**JOB:**
Keep only those lines of the records that include the string "Administrator".

------------------------------

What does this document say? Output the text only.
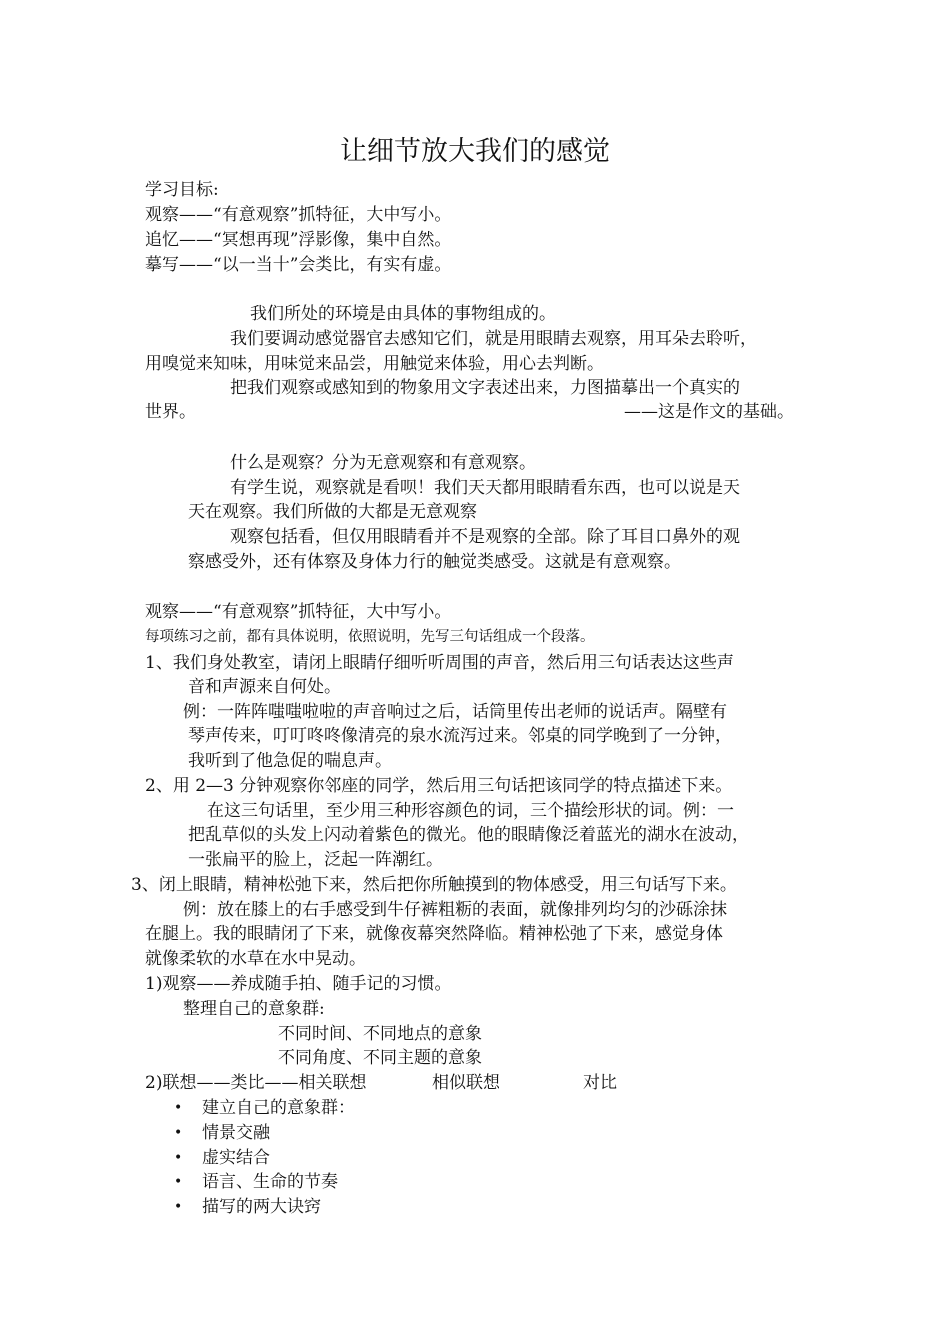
让细节放大我们的感觉
学习目标:
观察——“有意观察”抓特征，大中写小。
追忆——“冥想再现”浮影像，集中自然。
摹写——“以一当十”会类比，有实有虚。
我们所处的环境是由具体的事物组成的。
我们要调动感觉器官去感知它们，就是用眼睛去观察，用耳朵去聆听，
用嗅觉来知味，用味觉来品尝，用触觉来体验，用心去判断。
把我们观察或感知到的物象用文字表述出来，力图描摹出一个真实的
世界。	——这是作文的基础。
什么是观察？分为无意观察和有意观察。
有学生说，观察就是看呗！我们天天都用眼睛看东西，也可以说是天
天在观察。我们所做的大都是无意观察
观察包括看，但仅用眼睛看并不是观察的全部。除了耳目口鼻外的观
察感受外，还有体察及身体力行的触觉类感受。这就是有意观察。
观察——“有意观察”抓特征，大中写小。
每项练习之前，都有具体说明，依照说明，先写三句话组成一个段落。
1、我们身处教室，请闭上眼睛仔细听听周围的声音，然后用三句话表达这些声
音和声源来自何处。
例：一阵阵嗤嗤啦啦的声音响过之后，话筒里传出老师的说话声。隔壁有
琴声传来，叮叮咚咚像清亮的泉水流泻过来。邻桌的同学晚到了一分钟，
我听到了他急促的喘息声。
2、用 2—3 分钟观察你邻座的同学，然后用三句话把该同学的特点描述下来。
在这三句话里，至少用三种形容颜色的词，三个描绘形状的词。例：一
把乱草似的头发上闪动着紫色的微光。他的眼睛像泛着蓝光的湖水在波动，
一张扁平的脸上，泛起一阵潮红。
3、闭上眼睛，精神松弛下来，然后把你所触摸到的物体感受，用三句话写下来。
例：放在膝上的右手感受到牛仔裤粗粝的表面，就像排列均匀的沙砾涂抹
在腿上。我的眼睛闭了下来，就像夜幕突然降临。精神松弛了下来，感觉身体
就像柔软的水草在水中晃动。
1)观察——养成随手拍、随手记的习惯。
整理自己的意象群:
不同时间、不同地点的意象
不同角度、不同主题的意象
2)联想——类比——相关联想	相似联想	对比
• 建立自己的意象群：
• 情景交融
• 虚实结合
• 语言、生命的节奏
• 描写的两大诀窍
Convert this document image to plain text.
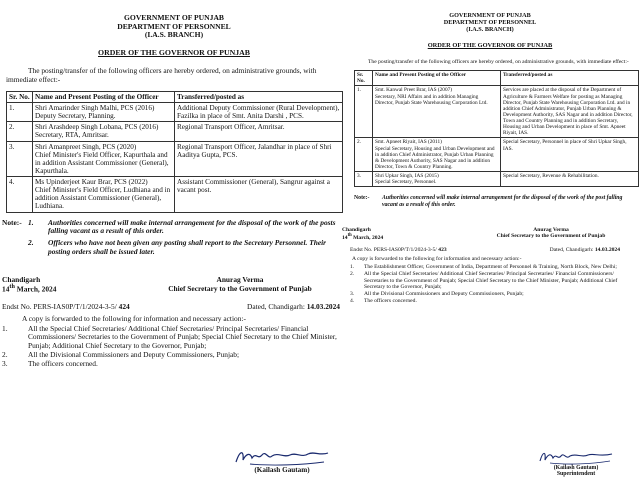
GOVERNMENT OF PUNJAB
DEPARTMENT OF PERSONNEL
(I.A.S. BRANCH)
ORDER OF THE GOVERNOR OF PUNJAB
The posting/transfer of the following officers are hereby ordered, on administrative grounds, with immediate effect:-
Sr. No.	Name and Present Posting of the Officer	Transferred/posted as
1.	Shri Amarinder Singh Malhi, PCS (2016)
Deputy Secretary, Planning.	Additional Deputy Commissioner (Rural Development), Fazilka in place of Smt. Anita Darshi , PCS.
2.	Shri Arashdeep Singh Lobana, PCS (2016)
Secretary, RTA, Amritsar.	Regional Transport Officer, Amritsar.
3.	Shri Amanpreet Singh, PCS (2020)
Chief Minister's Field Officer, Kapurthala and in addition Assistant Commissioner (General), Kapurthala.	Regional Transport Officer, Jalandhar in place of Shri Aaditya Gupta, PCS.
4.	Ms Upinderjeet Kaur Brar, PCS (2022)
Chief Minister's Field Officer, Ludhiana and in addition Assistant Commissioner (General), Ludhiana.	Assistant Commissioner (General), Sangrur against a vacant post.
Note:- 1.	Authorities concerned will make internal arrangement for the disposal of the work of the posts falling vacant as a result of this order.
2.	Officers who have not been given any posting shall report to the Secretary Personnel. Their posting orders shall be issued later.
Chandigarh
14th March, 2024
Anurag Verma
Chief Secretary to the Government of Punjab
Endst No. PERS-IAS0P/T/1/2024-3-5/ 424	Dated, Chandigarh: 14.03.2024
A copy is forwarded to the following for information and necessary action:-
1.	All the Special Chief Secretaries/ Additional Chief Secretaries/ Principal Secretaries/ Financial Commissioners/ Secretaries to the Government of Punjab; Special Chief Secretary to the Chief Minister, Punjab; Additional Chief Secretary to the Governor, Punjab;
2.	All the Divisional Commissioners and Deputy Commissioners, Punjab;
3.	The officers concerned.
(Kailash Gautam)
GOVERNMENT OF PUNJAB
DEPARTMENT OF PERSONNEL
(I.A.S. BRANCH)
ORDER OF THE GOVERNOR OF PUNJAB
The posting/transfer of the following officers are hereby ordered, on administrative grounds, with immediate effect:-
Sr. No.	Name and Present Posting of the Officer	Transferred/posted as
1.	Smt. Kanwal Preet Brar, IAS (2007)
Secretary, NRI Affairs and in addition Managing Director, Punjab State Warehousing Corporation Ltd.	Services are placed at the disposal of the Department of Agriculture & Farmers Welfare for posting as Managing Director, Punjab State Warehousing Corporation Ltd. and in addition Chief Administrator, Punjab Urban Planning & Development Authority, SAS Nagar and in addition Director, Town and Country Planning and in addition Secretary, Housing and Urban Development in place of Smt. Apneet Riyait, IAS.
2.	Smt. Apneet Riyait, IAS (2011)
Special Secretary, Housing and Urban Development and in addition Chief Administrator, Punjab Urban Planning & Development Authority, SAS Nagar and in addition Director, Town & Country Planning.	Special Secretary, Personnel in place of Shri Upkar Singh, IAS.
3.	Shri Upkar Singh, IAS (2015)
Special Secretary, Personnel.	Special Secretary, Revenue & Rehabilitation.
Note:-	Authorities concerned will make internal arrangement for the disposal of the work of the post falling vacant as a result of this order.
Chandigarh
14th March, 2024
Anurag Verma
Chief Secretary to the Government of Punjab
Endst No. PERS-IAS0P/T/1/2024-3-5/ 423	Dated, Chandigarh: 14.03.2024
A copy is forwarded to the following for information and necessary action:-
1.	The Establishment Officer, Government of India, Department of Personnel & Training, North Block, New Delhi;
2.	All the Special Chief Secretaries/ Additional Chief Secretaries/ Principal Secretaries/ Financial Commissioners/ Secretaries to the Government of Punjab; Special Chief Secretary to the Chief Minister, Punjab; Additional Chief Secretary to the Governor, Punjab;
3.	All the Divisional Commissioners and Deputy Commissioners, Punjab;
4.	The officers concerned.
(Kailash Gautam)
Superintendent
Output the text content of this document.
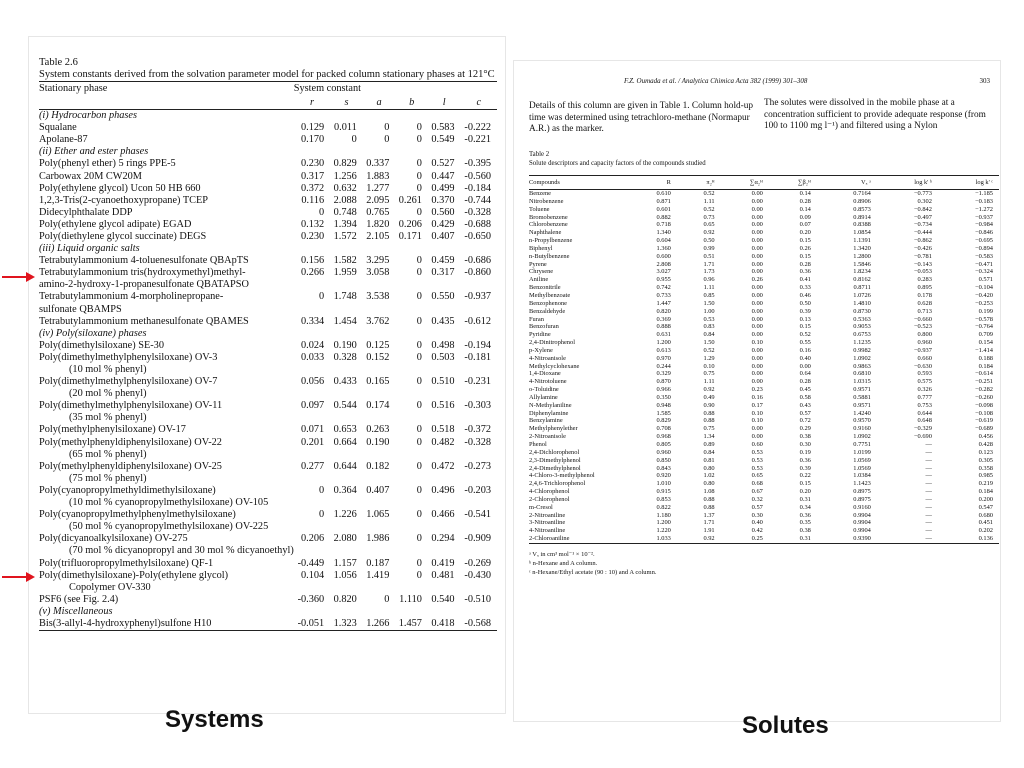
Table 2.6
System constants derived from the solvation parameter model for packed column stationary phases at 121°C
Stationary phase	System constant					
	r	s	a	b	l	c
(i) Hydrocarbon phases						
Squalane	0.129	0.011	0	0	0.583	-0.222
Apolane-87	0.170	0	0	0	0.549	-0.221
(ii) Ether and ester phases						
Poly(phenyl ether) 5 rings PPE-5	0.230	0.829	0.337	0	0.527	-0.395
Carbowax 20M CW20M	0.317	1.256	1.883	0	0.447	-0.560
Poly(ethylene glycol) Ucon 50 HB 660	0.372	0.632	1.277	0	0.499	-0.184
1,2,3-Tris(2-cyanoethoxypropane) TCEP	0.116	2.088	2.095	0.261	0.370	-0.744
Didecylphthalate DDP	0	0.748	0.765	0	0.560	-0.328
Poly(ethylene glycol adipate) EGAD	0.132	1.394	1.820	0.206	0.429	-0.688
Poly(diethylene glycol succinate) DEGS	0.230	1.572	2.105	0.171	0.407	-0.650
(iii) Liquid organic salts						
Tetrabutylammonium 4-toluenesulfonate QBApTS	0.156	1.582	3.295	0	0.459	-0.686
Tetrabutylammonium tris(hydroxymethyl)methyl-	0.266	1.959	3.058	0	0.317	-0.860
amino-2-hydroxy-1-propanesulfonate QBATAPSO						
Tetrabutylammonium 4-morpholinepropane-	0	1.748	3.538	0	0.550	-0.937
sulfonate QBAMPS						
Tetrabutylammonium methanesulfonate QBAMES	0.334	1.454	3.762	0	0.435	-0.612
(iv) Poly(siloxane) phases						
Poly(dimethylsiloxane) SE-30	0.024	0.190	0.125	0	0.498	-0.194
Poly(dimethylmethylphenylsiloxane) OV-3	0.033	0.328	0.152	0	0.503	-0.181
(10 mol % phenyl)						
Poly(dimethylmethylphenylsiloxane) OV-7	0.056	0.433	0.165	0	0.510	-0.231
(20 mol % phenyl)						
Poly(dimethylmethylphenylsiloxane) OV-11	0.097	0.544	0.174	0	0.516	-0.303
(35 mol % phenyl)						
Poly(methylphenylsiloxane) OV-17	0.071	0.653	0.263	0	0.518	-0.372
Poly(methylphenyldiphenylsiloxane) OV-22	0.201	0.664	0.190	0	0.482	-0.328
(65 mol % phenyl)						
Poly(methylphenyldiphenylsiloxane) OV-25	0.277	0.644	0.182	0	0.472	-0.273
(75 mol % phenyl)						
Poly(cyanopropylmethyldimethylsiloxane)	0	0.364	0.407	0	0.496	-0.203
(10 mol % cyanopropylmethylsiloxane) OV-105						
Poly(cyanopropylmethylphenylmethylsiloxane)	0	1.226	1.065	0	0.466	-0.541
(50 mol % cyanopropylmethylsiloxane) OV-225						
Poly(dicyanoalkylsiloxane) OV-275	0.206	2.080	1.986	0	0.294	-0.909
(70 mol % dicyanopropyl and 30 mol % dicyanoethyl)						
Poly(trifluoropropylmethylsiloxane) QF-1	-0.449	1.157	0.187	0	0.419	-0.269
Poly(dimethylsiloxane)-Poly(ethylene glycol)	0.104	1.056	1.419	0	0.481	-0.430
Copolymer OV-330						
PSF6 (see Fig. 2.4)	-0.360	0.820	0	1.110	0.540	-0.510
(v) Miscellaneous						
Bis(3-allyl-4-hydroxyphenyl)sulfone H10	-0.051	1.323	1.266	1.457	0.418	-0.568
F.Z. Oumada et al. / Analytica Chimica Acta 382 (1999) 301–308	303
Details of this column are given in Table 1. Column hold-up time was determined using tetrachloro-methane (Normapur A.R.) as the marker.
The solutes were dissolved in the mobile phase at a concentration sufficient to provide adequate response (from 100 to 1100 mg l⁻¹) and filtered using a Nylon
Table 2
Solute descriptors and capacity factors of the compounds studied
Compounds	R	π₂ᴴ	∑α₂ᴴ	∑β₂ᴴ	Vₓ ᵃ	log k' ᵇ	log k' ᶜ
Benzene	0.610	0.52	0.00	0.14	0.7164	−0.773	−1.185
Nitrobenzene	0.871	1.11	0.00	0.28	0.8906	0.302	−0.183
Toluene	0.601	0.52	0.00	0.14	0.8573	−0.842	−1.272
Bromobenzene	0.882	0.73	0.00	0.09	0.8914	−0.497	−0.937
Chlorobenzene	0.718	0.65	0.00	0.07	0.8388	−0.734	−0.984
Naphthalene	1.340	0.92	0.00	0.20	1.0854	−0.444	−0.846
n-Propylbenzene	0.604	0.50	0.00	0.15	1.1391	−0.862	−0.695
Biphenyl	1.360	0.99	0.00	0.26	1.3420	−0.426	−0.894
n-Butylbenzene	0.600	0.51	0.00	0.15	1.2800	−0.781	−0.583
Pyrene	2.808	1.71	0.00	0.28	1.5846	−0.143	−0.471
Chrysene	3.027	1.73	0.00	0.36	1.8234	−0.053	−0.324
Aniline	0.955	0.96	0.26	0.41	0.8162	0.283	0.571
Benzonitrile	0.742	1.11	0.00	0.33	0.8711	0.895	−0.104
Methylbenzoate	0.733	0.85	0.00	0.46	1.0726	0.178	−0.420
Benzophenone	1.447	1.50	0.00	0.50	1.4810	0.628	−0.253
Benzaldehyde	0.820	1.00	0.00	0.39	0.8730	0.713	0.199
Furan	0.369	0.53	0.00	0.13	0.5363	−0.660	−0.578
Benzofuran	0.888	0.83	0.00	0.15	0.9053	−0.523	−0.764
Pyridine	0.631	0.84	0.00	0.52	0.6753	0.800	0.709
2,4-Dinitrophenol	1.200	1.50	0.10	0.55	1.1235	0.960	0.154
p-Xylene	0.613	0.52	0.00	0.16	0.9982	−0.937	−1.414
4-Nitroanisole	0.970	1.29	0.00	0.40	1.0902	0.660	0.188
Methylcyclohexane	0.244	0.10	0.00	0.00	0.9863	−0.630	0.184
1,4-Dioxane	0.329	0.75	0.00	0.64	0.6810	0.593	−0.614
4-Nitrotoluene	0.870	1.11	0.00	0.28	1.0315	0.575	−0.251
o-Toluidine	0.966	0.92	0.23	0.45	0.9571	0.326	−0.282
Allylamine	0.350	0.49	0.16	0.58	0.5881	0.777	−0.260
N-Methylaniline	0.948	0.90	0.17	0.43	0.9571	0.753	−0.098
Diphenylamine	1.585	0.88	0.10	0.57	1.4240	0.644	−0.108
Benzylamine	0.829	0.88	0.10	0.72	0.9570	0.648	−0.619
Methylphenylether	0.708	0.75	0.00	0.29	0.9160	−0.329	−0.689
2-Nitroanisole	0.968	1.34	0.00	0.38	1.0902	−0.690	0.456
Phenol	0.805	0.89	0.60	0.30	0.7751	—	0.428
2,4-Dichlorophenol	0.960	0.84	0.53	0.19	1.0199	—	0.123
2,3-Dimethylphenol	0.850	0.81	0.53	0.36	1.0569	—	0.305
2,4-Dimethylphenol	0.843	0.80	0.53	0.39	1.0569	—	0.358
4-Chloro-3-methylphenol	0.920	1.02	0.65	0.22	1.0384	—	0.985
2,4,6-Trichlorophenol	1.010	0.80	0.68	0.15	1.1423	—	0.219
4-Chlorophenol	0.915	1.08	0.67	0.20	0.8975	—	0.184
2-Chlorophenol	0.853	0.88	0.32	0.31	0.8975	—	0.200
m-Cresol	0.822	0.88	0.57	0.34	0.9160	—	0.547
2-Nitroaniline	1.180	1.37	0.30	0.36	0.9904	—	0.680
3-Nitroaniline	1.200	1.71	0.40	0.35	0.9904	—	0.451
4-Nitroaniline	1.220	1.91	0.42	0.38	0.9904	—	0.202
2-Chloroaniline	1.033	0.92	0.25	0.31	0.9390	—	0.136
ᵃ Vₓ in cm³ mol⁻¹ × 10⁻².
ᵇ n-Hexane and A column.
ᶜ n-Hexane/Ethyl acetate (90 : 10) and A column.
Systems	Solutes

------------------------------

**RESULT FOR THIS EXERCISE:**
Secretary, NRI Affairs and in addition Managing Director, Punjab State Warehousing Corporation Ltd.	Services are placed at the disposal of the Department of Agriculture & Farmers Welfare for posting as Managing Director, Punjab State Warehousing Corporation Ltd. and in addition Chief Administrator, Punjab Urban Planning & Development Authority, SAS Nagar and in addition Director, Town and Country Planning and in addition Secretary, Housing and Urban Development in place of Smt. Apneet Riyait, IAS.
Special Secretary, Housing and Urban Development and in addition Chief Administrator, Punjab Urban Planning & Development Authority, SAS Nagar and in addition Director, Town & Country Planning.	Special Secretary, Personnel in place of Shri Upkar Singh, IAS.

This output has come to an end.